:: Data for processing ::
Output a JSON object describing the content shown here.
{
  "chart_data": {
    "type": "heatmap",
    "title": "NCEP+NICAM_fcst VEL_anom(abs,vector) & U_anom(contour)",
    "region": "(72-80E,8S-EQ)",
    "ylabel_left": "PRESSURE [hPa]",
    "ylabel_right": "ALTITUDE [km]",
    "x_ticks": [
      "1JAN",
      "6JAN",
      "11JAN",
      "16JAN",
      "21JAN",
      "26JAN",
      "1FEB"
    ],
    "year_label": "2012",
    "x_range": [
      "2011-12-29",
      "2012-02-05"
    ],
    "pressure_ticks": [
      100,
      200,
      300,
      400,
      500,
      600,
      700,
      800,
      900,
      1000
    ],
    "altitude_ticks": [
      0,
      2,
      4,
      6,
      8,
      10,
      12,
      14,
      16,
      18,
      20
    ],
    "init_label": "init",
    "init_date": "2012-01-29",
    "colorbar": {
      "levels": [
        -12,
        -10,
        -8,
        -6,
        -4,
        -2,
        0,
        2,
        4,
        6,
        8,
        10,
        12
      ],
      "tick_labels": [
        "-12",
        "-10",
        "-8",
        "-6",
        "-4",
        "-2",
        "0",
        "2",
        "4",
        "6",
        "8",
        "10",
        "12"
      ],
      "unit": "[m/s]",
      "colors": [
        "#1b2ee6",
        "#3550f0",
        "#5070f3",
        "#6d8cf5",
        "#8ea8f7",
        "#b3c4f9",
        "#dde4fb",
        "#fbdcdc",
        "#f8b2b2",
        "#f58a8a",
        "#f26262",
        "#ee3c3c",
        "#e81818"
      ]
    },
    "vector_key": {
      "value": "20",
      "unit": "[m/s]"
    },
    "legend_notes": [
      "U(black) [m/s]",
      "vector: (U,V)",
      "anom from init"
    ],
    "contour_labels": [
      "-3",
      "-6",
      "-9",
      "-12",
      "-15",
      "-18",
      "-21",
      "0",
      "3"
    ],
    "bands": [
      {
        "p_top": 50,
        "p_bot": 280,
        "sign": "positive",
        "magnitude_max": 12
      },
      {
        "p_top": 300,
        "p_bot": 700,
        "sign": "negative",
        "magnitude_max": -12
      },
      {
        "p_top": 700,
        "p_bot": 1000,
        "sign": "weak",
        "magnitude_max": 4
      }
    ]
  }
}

:: Given task ::
Write out the material from the first line to the last, exactly.

:: Problem solution ::
Output a JSON object describing the content shown here.
{
  "chart_data": {
    "type": "heatmap",
    "title": "NCEP+NICAM_fcst VEL_anom(abs,vector) & U_anom(contour)",
    "region": "(72-80E,8S-EQ)",
    "ylabel_left": "PRESSURE [hPa]",
    "ylabel_right": "ALTITUDE [km]",
    "x_ticks": [
      "1JAN",
      "6JAN",
      "11JAN",
      "16JAN",
      "21JAN",
      "26JAN",
      "1FEB"
    ],
    "year_label": "2012",
    "x_range": [
      "2011-12-29",
      "2012-02-05"
    ],
    "pressure_ticks": [
      100,
      200,
      300,
      400,
      500,
      600,
      700,
      800,
      900,
      1000
    ],
    "altitude_ticks": [
      0,
      2,
      4,
      6,
      8,
      10,
      12,
      14,
      16,
      18,
      20
    ],
    "init_label": "init",
    "init_date": "2012-01-29",
    "colorbar": {
      "levels": [
        -12,
        -10,
        -8,
        -6,
        -4,
        -2,
        0,
        2,
        4,
        6,
        8,
        10,
        12
      ],
      "tick_labels": [
        "-12",
        "-10",
        "-8",
        "-6",
        "-4",
        "-2",
        "0",
        "2",
        "4",
        "6",
        "8",
        "10",
        "12"
      ],
      "unit": "[m/s]",
      "colors": [
        "#1b2ee6",
        "#3550f0",
        "#5070f3",
        "#6d8cf5",
        "#8ea8f7",
        "#b3c4f9",
        "#dde4fb",
        "#fbdcdc",
        "#f8b2b2",
        "#f58a8a",
        "#f26262",
        "#ee3c3c",
        "#e81818"
      ]
    },
    "vector_key": {
      "value": "20",
      "unit": "[m/s]"
    },
    "legend_notes": [
      "U(black) [m/s]",
      "vector: (U,V)",
      "anom from init"
    ],
    "contour_labels": [
      "-3",
      "-6",
      "-9",
      "-12",
      "-15",
      "-18",
      "-21",
      "0",
      "3"
    ],
    "bands": [
      {
        "p_top": 50,
        "p_bot": 280,
        "sign": "positive",
        "magnitude_max": 12
      },
      {
        "p_top": 300,
        "p_bot": 700,
        "sign": "negative",
        "magnitude_max": -12
      },
      {
        "p_top": 700,
        "p_bot": 1000,
        "sign": "weak",
        "magnitude_max": 4
      }
    ]
  }
}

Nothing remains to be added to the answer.